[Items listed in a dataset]

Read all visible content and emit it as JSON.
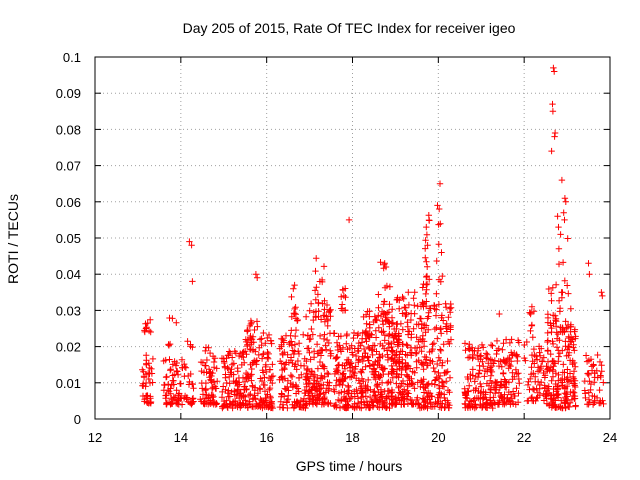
{
  "chart_data": {
    "type": "scatter",
    "title": "Day 205 of 2015, Rate Of TEC Index for receiver igeo",
    "xlabel": "GPS time / hours",
    "ylabel": "ROTI / TECUs",
    "xlim": [
      12,
      24
    ],
    "ylim": [
      0,
      0.1
    ],
    "grid": true,
    "marker": "+",
    "series_color": "#ff0000",
    "x_ticks": [
      "12",
      "14",
      "16",
      "18",
      "20",
      "22",
      "24"
    ],
    "y_ticks": [
      "0",
      "0.01",
      "0.02",
      "0.03",
      "0.04",
      "0.05",
      "0.06",
      "0.07",
      "0.08",
      "0.09",
      "0.1"
    ],
    "clusters": [
      {
        "x_start": 13.1,
        "x_end": 13.35,
        "y_min": 0.004,
        "y_max": 0.018,
        "n": 40
      },
      {
        "x_start": 13.15,
        "x_end": 13.3,
        "y_min": 0.024,
        "y_max": 0.029,
        "n": 10
      },
      {
        "x_start": 13.6,
        "x_end": 14.3,
        "y_min": 0.004,
        "y_max": 0.017,
        "n": 90
      },
      {
        "x_start": 13.7,
        "x_end": 13.9,
        "y_min": 0.019,
        "y_max": 0.028,
        "n": 6
      },
      {
        "x_start": 14.15,
        "x_end": 14.3,
        "y_min": 0.019,
        "y_max": 0.022,
        "n": 4
      },
      {
        "x_start": 14.45,
        "x_end": 14.85,
        "y_min": 0.004,
        "y_max": 0.02,
        "n": 70
      },
      {
        "x_start": 14.95,
        "x_end": 15.5,
        "y_min": 0.003,
        "y_max": 0.019,
        "n": 110
      },
      {
        "x_start": 15.5,
        "x_end": 16.15,
        "y_min": 0.003,
        "y_max": 0.025,
        "n": 140
      },
      {
        "x_start": 15.6,
        "x_end": 15.8,
        "y_min": 0.022,
        "y_max": 0.029,
        "n": 10
      },
      {
        "x_start": 16.3,
        "x_end": 17.0,
        "y_min": 0.003,
        "y_max": 0.024,
        "n": 120
      },
      {
        "x_start": 16.5,
        "x_end": 16.75,
        "y_min": 0.024,
        "y_max": 0.034,
        "n": 12
      },
      {
        "x_start": 16.9,
        "x_end": 17.5,
        "y_min": 0.004,
        "y_max": 0.032,
        "n": 150
      },
      {
        "x_start": 17.1,
        "x_end": 17.35,
        "y_min": 0.032,
        "y_max": 0.045,
        "n": 12
      },
      {
        "x_start": 17.55,
        "x_end": 18.2,
        "y_min": 0.003,
        "y_max": 0.024,
        "n": 140
      },
      {
        "x_start": 17.7,
        "x_end": 17.85,
        "y_min": 0.03,
        "y_max": 0.038,
        "n": 10
      },
      {
        "x_start": 18.2,
        "x_end": 18.95,
        "y_min": 0.003,
        "y_max": 0.03,
        "n": 220
      },
      {
        "x_start": 18.6,
        "x_end": 18.9,
        "y_min": 0.028,
        "y_max": 0.044,
        "n": 16
      },
      {
        "x_start": 18.9,
        "x_end": 19.5,
        "y_min": 0.004,
        "y_max": 0.034,
        "n": 180
      },
      {
        "x_start": 19.5,
        "x_end": 20.3,
        "y_min": 0.003,
        "y_max": 0.032,
        "n": 180
      },
      {
        "x_start": 19.6,
        "x_end": 19.8,
        "y_min": 0.032,
        "y_max": 0.059,
        "n": 20
      },
      {
        "x_start": 19.9,
        "x_end": 20.1,
        "y_min": 0.03,
        "y_max": 0.06,
        "n": 14
      },
      {
        "x_start": 20.6,
        "x_end": 21.3,
        "y_min": 0.003,
        "y_max": 0.021,
        "n": 140
      },
      {
        "x_start": 21.3,
        "x_end": 21.9,
        "y_min": 0.004,
        "y_max": 0.022,
        "n": 100
      },
      {
        "x_start": 22.0,
        "x_end": 22.5,
        "y_min": 0.005,
        "y_max": 0.022,
        "n": 60
      },
      {
        "x_start": 22.1,
        "x_end": 22.25,
        "y_min": 0.022,
        "y_max": 0.031,
        "n": 8
      },
      {
        "x_start": 22.5,
        "x_end": 23.2,
        "y_min": 0.003,
        "y_max": 0.025,
        "n": 180
      },
      {
        "x_start": 22.55,
        "x_end": 22.75,
        "y_min": 0.025,
        "y_max": 0.044,
        "n": 18
      },
      {
        "x_start": 22.8,
        "x_end": 23.1,
        "y_min": 0.025,
        "y_max": 0.05,
        "n": 24
      },
      {
        "x_start": 23.4,
        "x_end": 23.85,
        "y_min": 0.004,
        "y_max": 0.019,
        "n": 50
      }
    ],
    "points": [
      {
        "x": 14.2,
        "y": 0.049
      },
      {
        "x": 14.25,
        "y": 0.048
      },
      {
        "x": 14.27,
        "y": 0.038
      },
      {
        "x": 15.75,
        "y": 0.04
      },
      {
        "x": 15.78,
        "y": 0.039
      },
      {
        "x": 16.62,
        "y": 0.036
      },
      {
        "x": 16.65,
        "y": 0.037
      },
      {
        "x": 17.8,
        "y": 0.034
      },
      {
        "x": 17.92,
        "y": 0.055
      },
      {
        "x": 18.75,
        "y": 0.043
      },
      {
        "x": 18.78,
        "y": 0.042
      },
      {
        "x": 19.3,
        "y": 0.035
      },
      {
        "x": 19.45,
        "y": 0.035
      },
      {
        "x": 19.72,
        "y": 0.053
      },
      {
        "x": 19.75,
        "y": 0.048
      },
      {
        "x": 19.98,
        "y": 0.059
      },
      {
        "x": 20.02,
        "y": 0.058
      },
      {
        "x": 20.04,
        "y": 0.065
      },
      {
        "x": 21.42,
        "y": 0.029
      },
      {
        "x": 22.18,
        "y": 0.031
      },
      {
        "x": 22.68,
        "y": 0.097
      },
      {
        "x": 22.7,
        "y": 0.096
      },
      {
        "x": 22.66,
        "y": 0.087
      },
      {
        "x": 22.67,
        "y": 0.085
      },
      {
        "x": 22.72,
        "y": 0.079
      },
      {
        "x": 22.71,
        "y": 0.078
      },
      {
        "x": 22.64,
        "y": 0.074
      },
      {
        "x": 22.88,
        "y": 0.066
      },
      {
        "x": 22.95,
        "y": 0.061
      },
      {
        "x": 22.97,
        "y": 0.06
      },
      {
        "x": 22.92,
        "y": 0.057
      },
      {
        "x": 22.94,
        "y": 0.055
      },
      {
        "x": 22.78,
        "y": 0.056
      },
      {
        "x": 22.8,
        "y": 0.053
      },
      {
        "x": 22.85,
        "y": 0.051
      },
      {
        "x": 23.5,
        "y": 0.043
      },
      {
        "x": 23.52,
        "y": 0.04
      },
      {
        "x": 23.8,
        "y": 0.035
      },
      {
        "x": 23.82,
        "y": 0.034
      }
    ]
  }
}
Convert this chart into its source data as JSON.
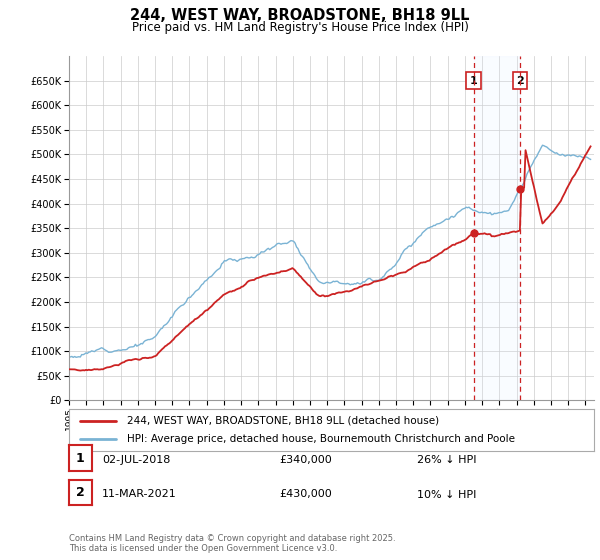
{
  "title": "244, WEST WAY, BROADSTONE, BH18 9LL",
  "subtitle": "Price paid vs. HM Land Registry's House Price Index (HPI)",
  "ylim": [
    0,
    700000
  ],
  "yticks": [
    0,
    50000,
    100000,
    150000,
    200000,
    250000,
    300000,
    350000,
    400000,
    450000,
    500000,
    550000,
    600000,
    650000
  ],
  "xlim_start": 1995.0,
  "xlim_end": 2025.5,
  "hpi_color": "#7ab3d4",
  "price_color": "#cc2222",
  "vline_color": "#cc2222",
  "vline1_x": 2018.5,
  "vline2_x": 2021.2,
  "highlight_color": "#ddeeff",
  "legend_line1": "244, WEST WAY, BROADSTONE, BH18 9LL (detached house)",
  "legend_line2": "HPI: Average price, detached house, Bournemouth Christchurch and Poole",
  "table_row1_num": "1",
  "table_row1_date": "02-JUL-2018",
  "table_row1_price": "£340,000",
  "table_row1_hpi": "26% ↓ HPI",
  "table_row2_num": "2",
  "table_row2_date": "11-MAR-2021",
  "table_row2_price": "£430,000",
  "table_row2_hpi": "10% ↓ HPI",
  "footnote": "Contains HM Land Registry data © Crown copyright and database right 2025.\nThis data is licensed under the Open Government Licence v3.0.",
  "background_color": "#ffffff",
  "grid_color": "#cccccc"
}
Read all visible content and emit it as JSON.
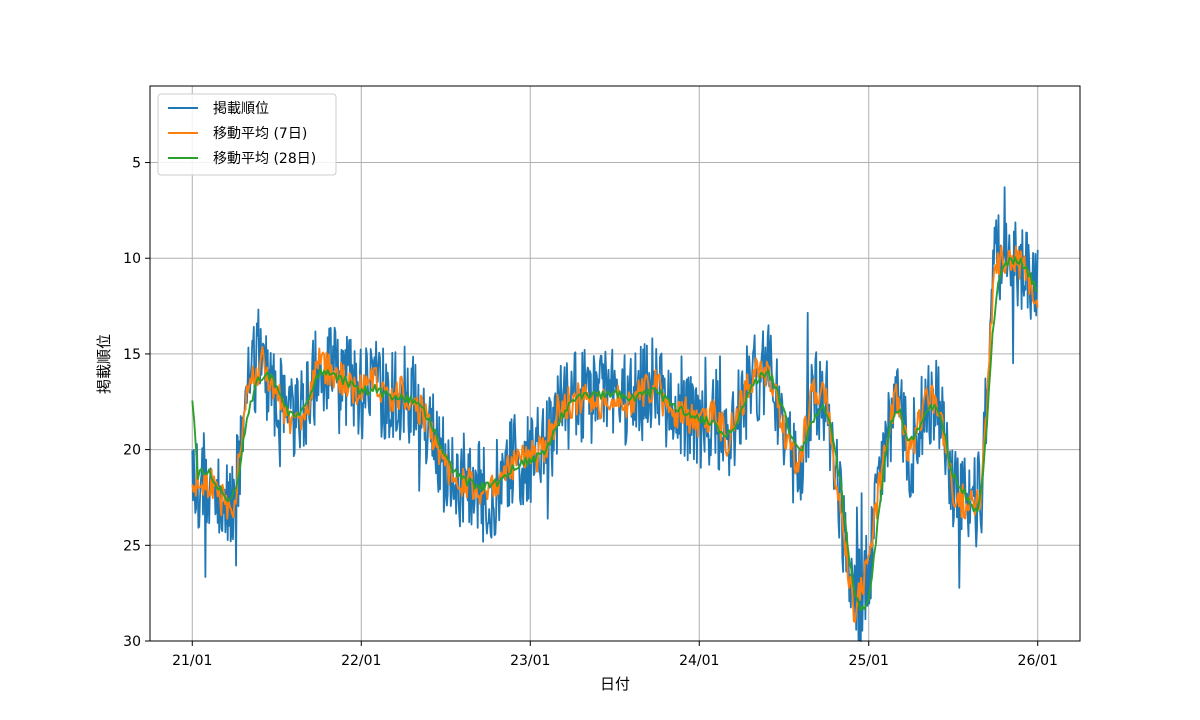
{
  "chart_data": {
    "type": "line",
    "title": "",
    "xlabel": "日付",
    "ylabel": "掲載順位",
    "x_range": [
      "2021-01-01",
      "2026-01-01"
    ],
    "ylim": [
      30,
      1
    ],
    "y_inverted": true,
    "grid": true,
    "legend_position": "top-left",
    "x_ticks": [
      {
        "date": "2021-01-01",
        "label": "21/01"
      },
      {
        "date": "2022-01-01",
        "label": "22/01"
      },
      {
        "date": "2023-01-01",
        "label": "23/01"
      },
      {
        "date": "2024-01-01",
        "label": "24/01"
      },
      {
        "date": "2025-01-01",
        "label": "25/01"
      },
      {
        "date": "2026-01-01",
        "label": "26/01"
      }
    ],
    "y_ticks": [
      5,
      10,
      15,
      20,
      25,
      30
    ],
    "series": [
      {
        "name": "掲載順位",
        "color": "#1f77b4",
        "noise_amplitude": 2.5,
        "points": [
          [
            "2021-01-01",
            22.0
          ],
          [
            "2021-02-01",
            21.5
          ],
          [
            "2021-03-01",
            22.5
          ],
          [
            "2021-04-01",
            23.0
          ],
          [
            "2021-05-01",
            16.5
          ],
          [
            "2021-06-01",
            15.5
          ],
          [
            "2021-07-01",
            17.0
          ],
          [
            "2021-08-01",
            18.5
          ],
          [
            "2021-09-01",
            18.0
          ],
          [
            "2021-10-01",
            15.5
          ],
          [
            "2021-11-01",
            16.0
          ],
          [
            "2021-12-01",
            16.5
          ],
          [
            "2022-01-01",
            17.0
          ],
          [
            "2022-02-01",
            16.5
          ],
          [
            "2022-03-01",
            17.5
          ],
          [
            "2022-04-01",
            17.0
          ],
          [
            "2022-05-01",
            17.5
          ],
          [
            "2022-06-01",
            19.0
          ],
          [
            "2022-07-01",
            21.0
          ],
          [
            "2022-08-01",
            21.5
          ],
          [
            "2022-09-01",
            22.0
          ],
          [
            "2022-10-01",
            22.5
          ],
          [
            "2022-11-01",
            21.5
          ],
          [
            "2022-12-01",
            20.5
          ],
          [
            "2023-01-01",
            20.5
          ],
          [
            "2023-02-01",
            20.0
          ],
          [
            "2023-03-01",
            18.0
          ],
          [
            "2023-04-01",
            17.5
          ],
          [
            "2023-05-01",
            17.0
          ],
          [
            "2023-06-01",
            17.5
          ],
          [
            "2023-07-01",
            17.0
          ],
          [
            "2023-08-01",
            17.5
          ],
          [
            "2023-09-01",
            17.0
          ],
          [
            "2023-10-01",
            16.5
          ],
          [
            "2023-11-01",
            18.5
          ],
          [
            "2023-12-01",
            18.0
          ],
          [
            "2024-01-01",
            19.0
          ],
          [
            "2024-02-01",
            18.0
          ],
          [
            "2024-03-01",
            19.5
          ],
          [
            "2024-04-01",
            17.5
          ],
          [
            "2024-05-01",
            16.0
          ],
          [
            "2024-06-01",
            16.0
          ],
          [
            "2024-07-01",
            19.0
          ],
          [
            "2024-08-01",
            21.0
          ],
          [
            "2024-09-01",
            17.0
          ],
          [
            "2024-10-01",
            17.5
          ],
          [
            "2024-11-01",
            23.0
          ],
          [
            "2024-12-01",
            28.5
          ],
          [
            "2025-01-01",
            26.0
          ],
          [
            "2025-02-01",
            20.5
          ],
          [
            "2025-03-01",
            17.0
          ],
          [
            "2025-04-01",
            20.5
          ],
          [
            "2025-05-01",
            17.5
          ],
          [
            "2025-06-01",
            17.5
          ],
          [
            "2025-07-01",
            22.0
          ],
          [
            "2025-08-01",
            23.0
          ],
          [
            "2025-09-01",
            22.5
          ],
          [
            "2025-10-01",
            10.0
          ],
          [
            "2025-11-01",
            10.0
          ],
          [
            "2025-12-01",
            10.5
          ],
          [
            "2026-01-01",
            12.0
          ]
        ]
      },
      {
        "name": "移動平均 (7日)",
        "color": "#ff7f0e",
        "noise_amplitude": 0.9,
        "points": [
          [
            "2021-01-01",
            22.0
          ],
          [
            "2021-02-01",
            21.5
          ],
          [
            "2021-03-01",
            22.5
          ],
          [
            "2021-04-01",
            23.0
          ],
          [
            "2021-05-01",
            16.5
          ],
          [
            "2021-06-01",
            15.5
          ],
          [
            "2021-07-01",
            17.0
          ],
          [
            "2021-08-01",
            18.5
          ],
          [
            "2021-09-01",
            18.0
          ],
          [
            "2021-10-01",
            15.5
          ],
          [
            "2021-11-01",
            16.0
          ],
          [
            "2021-12-01",
            16.5
          ],
          [
            "2022-01-01",
            17.0
          ],
          [
            "2022-02-01",
            16.5
          ],
          [
            "2022-03-01",
            17.5
          ],
          [
            "2022-04-01",
            17.0
          ],
          [
            "2022-05-01",
            17.5
          ],
          [
            "2022-06-01",
            19.0
          ],
          [
            "2022-07-01",
            21.0
          ],
          [
            "2022-08-01",
            21.5
          ],
          [
            "2022-09-01",
            22.0
          ],
          [
            "2022-10-01",
            22.5
          ],
          [
            "2022-11-01",
            21.5
          ],
          [
            "2022-12-01",
            20.5
          ],
          [
            "2023-01-01",
            20.5
          ],
          [
            "2023-02-01",
            20.0
          ],
          [
            "2023-03-01",
            18.0
          ],
          [
            "2023-04-01",
            17.5
          ],
          [
            "2023-05-01",
            17.0
          ],
          [
            "2023-06-01",
            17.5
          ],
          [
            "2023-07-01",
            17.0
          ],
          [
            "2023-08-01",
            17.5
          ],
          [
            "2023-09-01",
            17.0
          ],
          [
            "2023-10-01",
            16.5
          ],
          [
            "2023-11-01",
            18.5
          ],
          [
            "2023-12-01",
            18.0
          ],
          [
            "2024-01-01",
            19.0
          ],
          [
            "2024-02-01",
            18.0
          ],
          [
            "2024-03-01",
            19.5
          ],
          [
            "2024-04-01",
            17.5
          ],
          [
            "2024-05-01",
            16.0
          ],
          [
            "2024-06-01",
            16.0
          ],
          [
            "2024-07-01",
            19.0
          ],
          [
            "2024-08-01",
            21.0
          ],
          [
            "2024-09-01",
            17.0
          ],
          [
            "2024-10-01",
            17.5
          ],
          [
            "2024-11-01",
            23.0
          ],
          [
            "2024-12-01",
            28.5
          ],
          [
            "2025-01-01",
            26.0
          ],
          [
            "2025-02-01",
            20.5
          ],
          [
            "2025-03-01",
            17.0
          ],
          [
            "2025-04-01",
            20.5
          ],
          [
            "2025-05-01",
            17.5
          ],
          [
            "2025-06-01",
            17.5
          ],
          [
            "2025-07-01",
            22.0
          ],
          [
            "2025-08-01",
            23.0
          ],
          [
            "2025-09-01",
            22.5
          ],
          [
            "2025-10-01",
            10.0
          ],
          [
            "2025-11-01",
            10.0
          ],
          [
            "2025-12-01",
            10.5
          ],
          [
            "2026-01-01",
            12.0
          ]
        ]
      },
      {
        "name": "移動平均 (28日)",
        "color": "#2ca02c",
        "noise_amplitude": 0.25,
        "points": [
          [
            "2021-01-01",
            21.5
          ],
          [
            "2021-02-01",
            21.0
          ],
          [
            "2021-03-01",
            22.0
          ],
          [
            "2021-04-01",
            23.0
          ],
          [
            "2021-05-01",
            18.0
          ],
          [
            "2021-06-01",
            15.8
          ],
          [
            "2021-07-01",
            16.5
          ],
          [
            "2021-08-01",
            18.5
          ],
          [
            "2021-09-01",
            17.8
          ],
          [
            "2021-10-01",
            15.8
          ],
          [
            "2021-11-01",
            16.0
          ],
          [
            "2021-12-01",
            16.5
          ],
          [
            "2022-01-01",
            17.0
          ],
          [
            "2022-02-01",
            16.8
          ],
          [
            "2022-03-01",
            17.2
          ],
          [
            "2022-04-01",
            17.3
          ],
          [
            "2022-05-01",
            17.5
          ],
          [
            "2022-06-01",
            18.5
          ],
          [
            "2022-07-01",
            20.5
          ],
          [
            "2022-08-01",
            21.5
          ],
          [
            "2022-09-01",
            21.8
          ],
          [
            "2022-10-01",
            22.0
          ],
          [
            "2022-11-01",
            21.5
          ],
          [
            "2022-12-01",
            20.8
          ],
          [
            "2023-01-01",
            20.5
          ],
          [
            "2023-02-01",
            20.2
          ],
          [
            "2023-03-01",
            18.5
          ],
          [
            "2023-04-01",
            17.5
          ],
          [
            "2023-05-01",
            17.2
          ],
          [
            "2023-06-01",
            17.2
          ],
          [
            "2023-07-01",
            17.0
          ],
          [
            "2023-08-01",
            17.3
          ],
          [
            "2023-09-01",
            17.2
          ],
          [
            "2023-10-01",
            16.8
          ],
          [
            "2023-11-01",
            17.8
          ],
          [
            "2023-12-01",
            18.0
          ],
          [
            "2024-01-01",
            18.5
          ],
          [
            "2024-02-01",
            18.5
          ],
          [
            "2024-03-01",
            19.5
          ],
          [
            "2024-04-01",
            18.0
          ],
          [
            "2024-05-01",
            16.3
          ],
          [
            "2024-06-01",
            15.8
          ],
          [
            "2024-07-01",
            18.0
          ],
          [
            "2024-08-01",
            20.5
          ],
          [
            "2024-09-01",
            18.5
          ],
          [
            "2024-10-01",
            17.5
          ],
          [
            "2024-11-01",
            21.5
          ],
          [
            "2024-12-01",
            28.0
          ],
          [
            "2025-01-01",
            28.5
          ],
          [
            "2025-02-01",
            21.0
          ],
          [
            "2025-03-01",
            17.2
          ],
          [
            "2025-04-01",
            20.0
          ],
          [
            "2025-05-01",
            18.0
          ],
          [
            "2025-06-01",
            17.5
          ],
          [
            "2025-07-01",
            21.5
          ],
          [
            "2025-08-01",
            22.5
          ],
          [
            "2025-09-01",
            23.5
          ],
          [
            "2025-10-01",
            11.5
          ],
          [
            "2025-11-01",
            10.0
          ],
          [
            "2025-12-01",
            10.2
          ],
          [
            "2026-01-01",
            11.8
          ]
        ]
      }
    ]
  }
}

### Request
Gather each line in the entries above where the string "Registry" is found.

### Result
  "subtitle": "Price paid vs. HM Land Registry's House Price Index (HPI)",
  "footnote": "Contains HM Land Registry data © Crown copyright and database right 2025.\nThis data is licensed under the Open Government Licence v3.0.",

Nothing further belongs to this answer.